### EXERCISE GOAL
Using the listing below, please gather every line containing the word "What".
======== MATERIAL FOR THIS TASK ========
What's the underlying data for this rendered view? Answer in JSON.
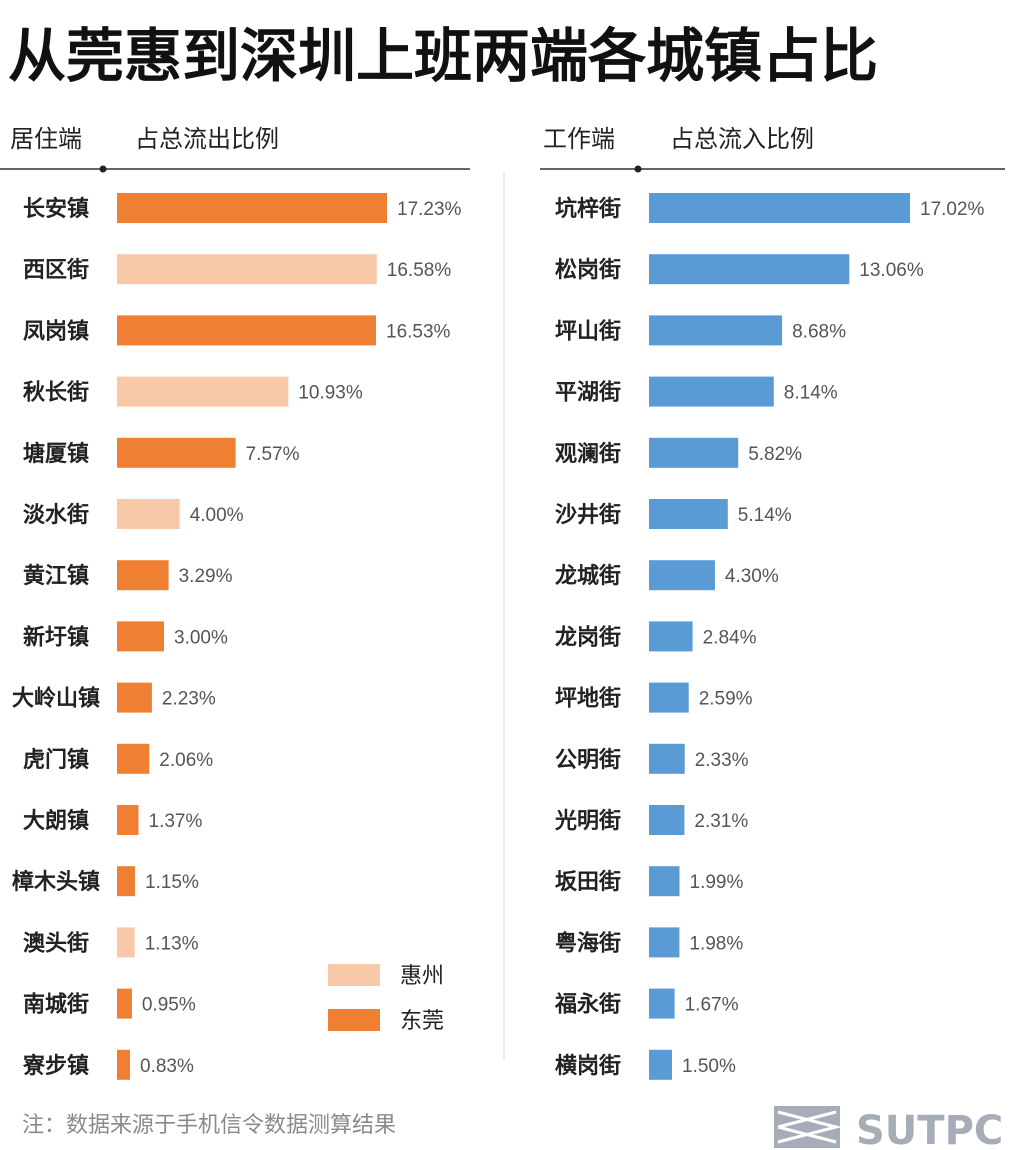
{
  "title": "从莞惠到深圳上班两端各城镇占比",
  "chart_data": [
    {
      "type": "bar",
      "orientation": "horizontal",
      "category_header": "居住端",
      "value_header": "占总流出比例",
      "categories": [
        "长安镇",
        "西区街",
        "凤岗镇",
        "秋长街",
        "塘厦镇",
        "淡水街",
        "黄江镇",
        "新圩镇",
        "大岭山镇",
        "虎门镇",
        "大朗镇",
        "樟木头镇",
        "澳头街",
        "南城街",
        "寮步镇"
      ],
      "values": [
        17.23,
        16.58,
        16.53,
        10.93,
        7.57,
        4.0,
        3.29,
        3.0,
        2.23,
        2.06,
        1.37,
        1.15,
        1.13,
        0.95,
        0.83
      ],
      "value_labels": [
        "17.23%",
        "16.58%",
        "16.53%",
        "10.93%",
        "7.57%",
        "4.00%",
        "3.29%",
        "3.00%",
        "2.23%",
        "2.06%",
        "1.37%",
        "1.15%",
        "1.13%",
        "0.95%",
        "0.83%"
      ],
      "groups": [
        "东莞",
        "惠州",
        "东莞",
        "惠州",
        "东莞",
        "惠州",
        "东莞",
        "东莞",
        "东莞",
        "东莞",
        "东莞",
        "东莞",
        "惠州",
        "东莞",
        "东莞"
      ],
      "legend": [
        {
          "name": "惠州",
          "color": "#f8c9a9"
        },
        {
          "name": "东莞",
          "color": "#ee7f33"
        }
      ],
      "legend_position": "bottom-right",
      "xlim": [
        0,
        17.23
      ],
      "grid": false
    },
    {
      "type": "bar",
      "orientation": "horizontal",
      "category_header": "工作端",
      "value_header": "占总流入比例",
      "categories": [
        "坑梓街",
        "松岗街",
        "坪山街",
        "平湖街",
        "观澜街",
        "沙井街",
        "龙城街",
        "龙岗街",
        "坪地街",
        "公明街",
        "光明街",
        "坂田街",
        "粤海街",
        "福永街",
        "横岗街"
      ],
      "values": [
        17.02,
        13.06,
        8.68,
        8.14,
        5.82,
        5.14,
        4.3,
        2.84,
        2.59,
        2.33,
        2.31,
        1.99,
        1.98,
        1.67,
        1.5
      ],
      "value_labels": [
        "17.02%",
        "13.06%",
        "8.68%",
        "8.14%",
        "5.82%",
        "5.14%",
        "4.30%",
        "2.84%",
        "2.59%",
        "2.33%",
        "2.31%",
        "1.99%",
        "1.98%",
        "1.67%",
        "1.50%"
      ],
      "color": "#5b9bd5",
      "xlim": [
        0,
        17.02
      ],
      "grid": false
    }
  ],
  "footnote": "注：数据来源于手机信令数据测算结果",
  "brand": "SUTPC",
  "colors": {
    "dongguan": "#ee7f33",
    "huizhou": "#f8c9a9",
    "shenzhen": "#5b9bd5",
    "brand": "#a7adb8"
  }
}
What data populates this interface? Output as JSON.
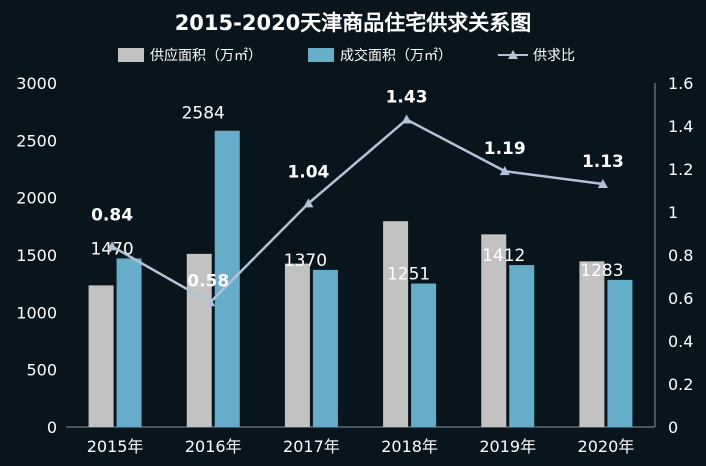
========
### IN RESPONSE
What's the underlying data for this rendered view? Answer in JSON.
What data populates this interface? Output as JSON.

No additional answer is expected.